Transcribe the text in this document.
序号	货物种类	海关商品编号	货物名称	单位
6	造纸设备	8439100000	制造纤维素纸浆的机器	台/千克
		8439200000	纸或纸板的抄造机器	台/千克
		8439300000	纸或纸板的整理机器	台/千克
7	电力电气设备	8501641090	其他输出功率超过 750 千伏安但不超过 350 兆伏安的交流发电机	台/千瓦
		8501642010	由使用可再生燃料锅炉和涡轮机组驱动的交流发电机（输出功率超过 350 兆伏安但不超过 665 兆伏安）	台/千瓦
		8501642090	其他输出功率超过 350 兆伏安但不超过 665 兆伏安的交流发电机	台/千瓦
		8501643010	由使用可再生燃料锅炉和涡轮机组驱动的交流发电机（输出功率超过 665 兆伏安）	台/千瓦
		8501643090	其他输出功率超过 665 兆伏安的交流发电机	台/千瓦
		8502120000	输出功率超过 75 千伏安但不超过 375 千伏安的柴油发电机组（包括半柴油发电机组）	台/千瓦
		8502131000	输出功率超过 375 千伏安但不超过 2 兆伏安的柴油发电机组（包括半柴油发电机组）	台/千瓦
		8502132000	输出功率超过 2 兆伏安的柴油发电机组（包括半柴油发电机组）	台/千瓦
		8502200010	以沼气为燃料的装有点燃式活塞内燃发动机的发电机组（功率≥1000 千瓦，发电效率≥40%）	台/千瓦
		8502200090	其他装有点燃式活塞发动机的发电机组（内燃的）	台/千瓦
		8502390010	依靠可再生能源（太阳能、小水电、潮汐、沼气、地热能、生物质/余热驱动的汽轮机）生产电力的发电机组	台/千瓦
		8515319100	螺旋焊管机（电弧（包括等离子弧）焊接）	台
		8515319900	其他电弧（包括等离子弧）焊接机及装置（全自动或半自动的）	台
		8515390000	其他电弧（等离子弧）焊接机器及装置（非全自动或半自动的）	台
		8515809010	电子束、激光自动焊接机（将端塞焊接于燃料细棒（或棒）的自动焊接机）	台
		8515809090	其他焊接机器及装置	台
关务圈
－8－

[PROBLEM DETAILS]: Search the entries for the word "其他输出功率超过", then gather every line that has it.

[TASK SOLUTION]:
7	电力电气设备	8501641090	其他输出功率超过 750 千伏安但不超过 350 兆伏安的交流发电机	台/千瓦
		8501642090	其他输出功率超过 350 兆伏安但不超过 665 兆伏安的交流发电机	台/千瓦
		8501643090	其他输出功率超过 665 兆伏安的交流发电机	台/千瓦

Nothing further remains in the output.